begin Given entries
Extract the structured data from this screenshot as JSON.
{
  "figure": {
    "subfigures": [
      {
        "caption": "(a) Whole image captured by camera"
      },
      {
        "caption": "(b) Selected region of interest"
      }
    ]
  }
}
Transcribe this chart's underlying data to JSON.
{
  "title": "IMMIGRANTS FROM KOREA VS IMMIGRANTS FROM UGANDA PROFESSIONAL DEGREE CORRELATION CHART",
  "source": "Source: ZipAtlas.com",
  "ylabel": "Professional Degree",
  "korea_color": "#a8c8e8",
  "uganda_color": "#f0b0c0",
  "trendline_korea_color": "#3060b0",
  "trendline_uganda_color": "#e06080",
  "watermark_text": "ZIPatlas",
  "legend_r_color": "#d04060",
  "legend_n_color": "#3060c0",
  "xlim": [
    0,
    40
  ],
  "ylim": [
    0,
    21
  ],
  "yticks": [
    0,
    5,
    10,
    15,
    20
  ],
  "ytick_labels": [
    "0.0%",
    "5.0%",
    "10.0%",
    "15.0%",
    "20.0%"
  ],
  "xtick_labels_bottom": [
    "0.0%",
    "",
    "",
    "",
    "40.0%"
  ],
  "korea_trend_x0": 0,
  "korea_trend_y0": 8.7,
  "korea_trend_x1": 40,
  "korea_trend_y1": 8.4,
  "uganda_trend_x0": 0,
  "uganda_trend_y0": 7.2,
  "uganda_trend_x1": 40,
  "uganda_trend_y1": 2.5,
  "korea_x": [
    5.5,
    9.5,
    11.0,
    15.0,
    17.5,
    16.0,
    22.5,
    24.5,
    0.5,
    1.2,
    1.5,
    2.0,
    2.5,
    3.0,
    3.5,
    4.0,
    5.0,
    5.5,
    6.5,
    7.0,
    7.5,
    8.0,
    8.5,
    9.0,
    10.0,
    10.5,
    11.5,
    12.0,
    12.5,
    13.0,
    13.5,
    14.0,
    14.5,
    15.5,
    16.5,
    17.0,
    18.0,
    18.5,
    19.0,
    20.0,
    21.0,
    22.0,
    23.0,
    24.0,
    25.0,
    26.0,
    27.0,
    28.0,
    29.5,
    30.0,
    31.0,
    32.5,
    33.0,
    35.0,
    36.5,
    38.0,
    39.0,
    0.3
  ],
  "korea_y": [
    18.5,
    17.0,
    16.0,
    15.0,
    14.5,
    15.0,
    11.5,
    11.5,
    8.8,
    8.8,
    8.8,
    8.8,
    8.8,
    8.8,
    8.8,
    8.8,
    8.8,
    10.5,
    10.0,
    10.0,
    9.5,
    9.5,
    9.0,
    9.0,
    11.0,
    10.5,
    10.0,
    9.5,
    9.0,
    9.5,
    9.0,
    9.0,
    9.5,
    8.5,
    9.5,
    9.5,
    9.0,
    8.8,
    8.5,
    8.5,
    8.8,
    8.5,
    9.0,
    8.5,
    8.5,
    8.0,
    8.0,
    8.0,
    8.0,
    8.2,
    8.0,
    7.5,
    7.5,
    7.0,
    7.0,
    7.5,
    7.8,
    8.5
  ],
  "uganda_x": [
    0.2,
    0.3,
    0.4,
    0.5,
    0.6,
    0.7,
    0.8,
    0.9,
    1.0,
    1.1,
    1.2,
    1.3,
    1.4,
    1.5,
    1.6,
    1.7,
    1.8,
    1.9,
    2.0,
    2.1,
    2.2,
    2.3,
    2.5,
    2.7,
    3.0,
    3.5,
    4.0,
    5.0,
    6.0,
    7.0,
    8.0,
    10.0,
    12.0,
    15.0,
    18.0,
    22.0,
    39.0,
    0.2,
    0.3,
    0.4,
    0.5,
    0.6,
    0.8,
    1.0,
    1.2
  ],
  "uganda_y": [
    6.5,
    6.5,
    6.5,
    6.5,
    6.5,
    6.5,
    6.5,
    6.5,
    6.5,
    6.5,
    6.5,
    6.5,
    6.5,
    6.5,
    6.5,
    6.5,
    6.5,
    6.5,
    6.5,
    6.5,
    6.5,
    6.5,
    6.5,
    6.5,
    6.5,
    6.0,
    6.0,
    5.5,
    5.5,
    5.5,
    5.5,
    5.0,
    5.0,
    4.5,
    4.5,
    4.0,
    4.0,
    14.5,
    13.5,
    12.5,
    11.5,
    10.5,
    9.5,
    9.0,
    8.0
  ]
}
end Given entries
Written exercise
Copy out each line of the listing that holds "data".

Final result
Extract the structured data from this screenshot as JSON.
Transcribe this chart's underlying data to JSON.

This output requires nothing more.